REQUIREMENTS: Copy the following lines without any changes, covering every record.

Region annotation records
'''

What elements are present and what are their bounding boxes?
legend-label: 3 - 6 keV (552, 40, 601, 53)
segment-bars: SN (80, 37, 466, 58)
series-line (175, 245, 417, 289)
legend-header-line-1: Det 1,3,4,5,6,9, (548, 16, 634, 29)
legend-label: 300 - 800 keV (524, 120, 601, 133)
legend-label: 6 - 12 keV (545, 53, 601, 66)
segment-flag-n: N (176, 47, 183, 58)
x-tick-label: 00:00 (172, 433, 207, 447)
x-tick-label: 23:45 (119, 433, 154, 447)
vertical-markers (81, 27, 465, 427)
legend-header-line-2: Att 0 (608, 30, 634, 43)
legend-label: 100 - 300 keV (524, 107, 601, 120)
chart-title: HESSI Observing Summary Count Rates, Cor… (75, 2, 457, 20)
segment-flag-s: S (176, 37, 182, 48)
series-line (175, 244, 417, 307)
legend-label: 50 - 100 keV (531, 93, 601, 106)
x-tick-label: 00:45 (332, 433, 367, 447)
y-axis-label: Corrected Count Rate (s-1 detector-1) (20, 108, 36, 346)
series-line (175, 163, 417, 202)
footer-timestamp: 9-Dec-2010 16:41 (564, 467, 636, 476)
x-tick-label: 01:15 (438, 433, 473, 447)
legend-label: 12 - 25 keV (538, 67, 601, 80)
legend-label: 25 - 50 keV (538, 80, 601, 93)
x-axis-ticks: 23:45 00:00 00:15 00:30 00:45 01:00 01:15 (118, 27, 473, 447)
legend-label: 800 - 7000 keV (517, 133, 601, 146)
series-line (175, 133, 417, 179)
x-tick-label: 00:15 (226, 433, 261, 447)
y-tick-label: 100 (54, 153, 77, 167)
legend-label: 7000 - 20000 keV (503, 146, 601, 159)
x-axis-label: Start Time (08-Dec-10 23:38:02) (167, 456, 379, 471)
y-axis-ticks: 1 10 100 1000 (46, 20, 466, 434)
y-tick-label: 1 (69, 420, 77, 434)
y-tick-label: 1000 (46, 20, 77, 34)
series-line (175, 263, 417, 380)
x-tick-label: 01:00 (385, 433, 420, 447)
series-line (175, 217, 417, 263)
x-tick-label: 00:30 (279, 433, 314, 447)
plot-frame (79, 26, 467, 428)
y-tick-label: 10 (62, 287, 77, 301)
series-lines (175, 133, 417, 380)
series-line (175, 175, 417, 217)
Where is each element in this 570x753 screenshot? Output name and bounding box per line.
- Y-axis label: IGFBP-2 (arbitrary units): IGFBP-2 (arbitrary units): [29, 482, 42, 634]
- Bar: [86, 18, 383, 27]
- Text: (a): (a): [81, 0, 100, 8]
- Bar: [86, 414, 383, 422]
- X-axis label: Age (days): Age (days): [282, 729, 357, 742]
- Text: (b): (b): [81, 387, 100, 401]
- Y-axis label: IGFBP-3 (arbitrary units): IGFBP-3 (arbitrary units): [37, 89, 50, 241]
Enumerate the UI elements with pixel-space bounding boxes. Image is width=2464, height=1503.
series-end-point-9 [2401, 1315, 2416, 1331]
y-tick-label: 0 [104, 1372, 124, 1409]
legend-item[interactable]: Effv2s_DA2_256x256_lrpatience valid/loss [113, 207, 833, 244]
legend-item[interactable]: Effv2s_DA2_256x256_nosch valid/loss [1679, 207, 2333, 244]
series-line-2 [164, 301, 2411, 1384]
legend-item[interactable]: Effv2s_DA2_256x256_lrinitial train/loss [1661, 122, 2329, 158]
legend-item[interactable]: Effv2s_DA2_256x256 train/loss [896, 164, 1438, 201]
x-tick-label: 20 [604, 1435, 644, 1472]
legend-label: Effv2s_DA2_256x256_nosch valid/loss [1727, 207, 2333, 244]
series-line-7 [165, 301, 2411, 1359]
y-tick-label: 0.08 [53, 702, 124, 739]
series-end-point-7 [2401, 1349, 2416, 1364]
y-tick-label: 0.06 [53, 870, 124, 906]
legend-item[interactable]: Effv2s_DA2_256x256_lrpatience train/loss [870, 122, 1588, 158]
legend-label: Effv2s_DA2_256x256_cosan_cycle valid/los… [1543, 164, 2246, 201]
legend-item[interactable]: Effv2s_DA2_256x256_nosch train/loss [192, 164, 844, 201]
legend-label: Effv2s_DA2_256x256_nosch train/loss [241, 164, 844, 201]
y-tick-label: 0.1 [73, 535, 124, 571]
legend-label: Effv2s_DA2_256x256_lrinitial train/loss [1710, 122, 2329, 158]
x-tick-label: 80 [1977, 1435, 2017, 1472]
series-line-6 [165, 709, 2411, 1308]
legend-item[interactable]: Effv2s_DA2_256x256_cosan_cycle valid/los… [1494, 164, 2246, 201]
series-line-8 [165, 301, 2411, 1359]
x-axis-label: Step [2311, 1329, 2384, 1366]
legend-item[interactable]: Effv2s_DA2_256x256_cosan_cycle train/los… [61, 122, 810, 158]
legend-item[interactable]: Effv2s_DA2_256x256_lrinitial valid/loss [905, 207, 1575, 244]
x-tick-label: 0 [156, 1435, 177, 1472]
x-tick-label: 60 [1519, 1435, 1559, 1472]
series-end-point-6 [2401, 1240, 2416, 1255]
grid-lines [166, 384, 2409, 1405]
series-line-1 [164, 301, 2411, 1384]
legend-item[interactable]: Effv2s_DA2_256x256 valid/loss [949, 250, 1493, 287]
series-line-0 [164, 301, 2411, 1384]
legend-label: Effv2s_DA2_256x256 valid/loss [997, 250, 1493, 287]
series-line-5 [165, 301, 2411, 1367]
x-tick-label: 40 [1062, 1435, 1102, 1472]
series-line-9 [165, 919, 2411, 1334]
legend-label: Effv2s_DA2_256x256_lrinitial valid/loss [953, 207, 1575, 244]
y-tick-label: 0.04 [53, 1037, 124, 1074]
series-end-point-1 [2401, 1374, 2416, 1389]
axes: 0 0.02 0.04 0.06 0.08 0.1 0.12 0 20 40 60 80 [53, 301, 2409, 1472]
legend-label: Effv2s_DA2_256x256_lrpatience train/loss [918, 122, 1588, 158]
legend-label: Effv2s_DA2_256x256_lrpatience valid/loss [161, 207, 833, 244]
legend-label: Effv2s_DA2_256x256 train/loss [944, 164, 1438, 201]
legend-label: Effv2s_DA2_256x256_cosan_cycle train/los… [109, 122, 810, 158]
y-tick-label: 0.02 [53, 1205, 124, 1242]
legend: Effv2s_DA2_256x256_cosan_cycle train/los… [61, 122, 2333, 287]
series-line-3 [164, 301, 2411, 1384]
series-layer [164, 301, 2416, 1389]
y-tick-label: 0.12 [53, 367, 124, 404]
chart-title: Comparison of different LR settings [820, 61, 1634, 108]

'''

PROBLEM SOLUTION:
What elements are present and what are their bounding boxes?
legend-label: 3 - 6 keV (552, 40, 601, 53)
segment-bars: SN (80, 37, 466, 58)
series-line (175, 245, 417, 289)
legend-header-line-1: Det 1,3,4,5,6,9, (548, 16, 634, 29)
legend-label: 300 - 800 keV (524, 120, 601, 133)
legend-label: 6 - 12 keV (545, 53, 601, 66)
segment-flag-n: N (176, 47, 183, 58)
x-tick-label: 00:00 (172, 433, 207, 447)
x-tick-label: 23:45 (119, 433, 154, 447)
vertical-markers (81, 27, 465, 427)
legend-header-line-2: Att 0 (608, 30, 634, 43)
legend-label: 100 - 300 keV (524, 107, 601, 120)
chart-title: HESSI Observing Summary Count Rates, Cor… (75, 2, 457, 20)
segment-flag-s: S (176, 37, 182, 48)
series-line (175, 244, 417, 307)
legend-label: 50 - 100 keV (531, 93, 601, 106)
x-tick-label: 00:45 (332, 433, 367, 447)
y-axis-label: Corrected Count Rate (s-1 detector-1) (20, 108, 36, 346)
series-line (175, 163, 417, 202)
footer-timestamp: 9-Dec-2010 16:41 (564, 467, 636, 476)
x-tick-label: 01:15 (438, 433, 473, 447)
legend-label: 12 - 25 keV (538, 67, 601, 80)
legend-label: 25 - 50 keV (538, 80, 601, 93)
x-axis-ticks: 23:45 00:00 00:15 00:30 00:45 01:00 01:15 (118, 27, 473, 447)
legend-label: 800 - 7000 keV (517, 133, 601, 146)
series-line (175, 133, 417, 179)
x-tick-label: 00:15 (226, 433, 261, 447)
y-tick-label: 100 (54, 153, 77, 167)
legend-label: 7000 - 20000 keV (503, 146, 601, 159)
x-axis-label: Start Time (08-Dec-10 23:38:02) (167, 456, 379, 471)
y-axis-ticks: 1 10 100 1000 (46, 20, 466, 434)
y-tick-label: 1 (69, 420, 77, 434)
y-tick-label: 1000 (46, 20, 77, 34)
series-line (175, 263, 417, 380)
x-tick-label: 01:00 (385, 433, 420, 447)
series-line (175, 217, 417, 263)
x-tick-label: 00:30 (279, 433, 314, 447)
plot-frame (79, 26, 467, 428)
y-tick-label: 10 (62, 287, 77, 301)
series-lines (175, 133, 417, 380)
series-line (175, 175, 417, 217)
Where is each element in this 570x753 screenshot? Output name and bounding box per line.
- Y-axis label: IGFBP-2 (arbitrary units): IGFBP-2 (arbitrary units): [29, 482, 42, 634]
- Bar: [86, 18, 383, 27]
- Text: (a): (a): [81, 0, 100, 8]
- Bar: [86, 414, 383, 422]
- X-axis label: Age (days): Age (days): [282, 729, 357, 742]
- Text: (b): (b): [81, 387, 100, 401]
- Y-axis label: IGFBP-3 (arbitrary units): IGFBP-3 (arbitrary units): [37, 89, 50, 241]
Enumerate the UI elements with pixel-space bounding boxes. Image is width=2464, height=1503.
series-end-point-9 [2401, 1315, 2416, 1331]
y-tick-label: 0 [104, 1372, 124, 1409]
legend-item[interactable]: Effv2s_DA2_256x256_lrpatience valid/loss [113, 207, 833, 244]
legend-item[interactable]: Effv2s_DA2_256x256_nosch valid/loss [1679, 207, 2333, 244]
series-line-2 [164, 301, 2411, 1384]
legend-item[interactable]: Effv2s_DA2_256x256_lrinitial train/loss [1661, 122, 2329, 158]
legend-item[interactable]: Effv2s_DA2_256x256 train/loss [896, 164, 1438, 201]
x-tick-label: 20 [604, 1435, 644, 1472]
legend-label: Effv2s_DA2_256x256_nosch valid/loss [1727, 207, 2333, 244]
series-line-7 [165, 301, 2411, 1359]
y-tick-label: 0.08 [53, 702, 124, 739]
series-end-point-7 [2401, 1349, 2416, 1364]
y-tick-label: 0.06 [53, 870, 124, 906]
legend-item[interactable]: Effv2s_DA2_256x256_lrpatience train/loss [870, 122, 1588, 158]
legend-label: Effv2s_DA2_256x256_cosan_cycle valid/los… [1543, 164, 2246, 201]
legend-item[interactable]: Effv2s_DA2_256x256_nosch train/loss [192, 164, 844, 201]
legend-label: Effv2s_DA2_256x256_nosch train/loss [241, 164, 844, 201]
y-tick-label: 0.1 [73, 535, 124, 571]
legend-label: Effv2s_DA2_256x256_lrinitial train/loss [1710, 122, 2329, 158]
x-tick-label: 80 [1977, 1435, 2017, 1472]
series-line-6 [165, 709, 2411, 1308]
legend-item[interactable]: Effv2s_DA2_256x256_cosan_cycle valid/los… [1494, 164, 2246, 201]
series-line-8 [165, 301, 2411, 1359]
x-axis-label: Step [2311, 1329, 2384, 1366]
legend-item[interactable]: Effv2s_DA2_256x256_cosan_cycle train/los… [61, 122, 810, 158]
legend-item[interactable]: Effv2s_DA2_256x256_lrinitial valid/loss [905, 207, 1575, 244]
x-tick-label: 0 [156, 1435, 177, 1472]
x-tick-label: 60 [1519, 1435, 1559, 1472]
series-end-point-6 [2401, 1240, 2416, 1255]
grid-lines [166, 384, 2409, 1405]
series-line-1 [164, 301, 2411, 1384]
legend-item[interactable]: Effv2s_DA2_256x256 valid/loss [949, 250, 1493, 287]
series-line-0 [164, 301, 2411, 1384]
legend-label: Effv2s_DA2_256x256 valid/loss [997, 250, 1493, 287]
series-line-5 [165, 301, 2411, 1367]
x-tick-label: 40 [1062, 1435, 1102, 1472]
series-line-9 [165, 919, 2411, 1334]
legend-label: Effv2s_DA2_256x256_lrinitial valid/loss [953, 207, 1575, 244]
y-tick-label: 0.04 [53, 1037, 124, 1074]
series-end-point-1 [2401, 1374, 2416, 1389]
axes: 0 0.02 0.04 0.06 0.08 0.1 0.12 0 20 40 60 80 [53, 301, 2409, 1472]
legend-label: Effv2s_DA2_256x256_lrpatience train/loss [918, 122, 1588, 158]
legend-label: Effv2s_DA2_256x256_lrpatience valid/loss [161, 207, 833, 244]
legend-label: Effv2s_DA2_256x256 train/loss [944, 164, 1438, 201]
legend-label: Effv2s_DA2_256x256_cosan_cycle train/los… [109, 122, 810, 158]
y-tick-label: 0.02 [53, 1205, 124, 1242]
legend: Effv2s_DA2_256x256_cosan_cycle train/los… [61, 122, 2333, 287]
series-line-3 [164, 301, 2411, 1384]
series-layer [164, 301, 2416, 1389]
y-tick-label: 0.12 [53, 367, 124, 404]
chart-title: Comparison of different LR settings [820, 61, 1634, 108]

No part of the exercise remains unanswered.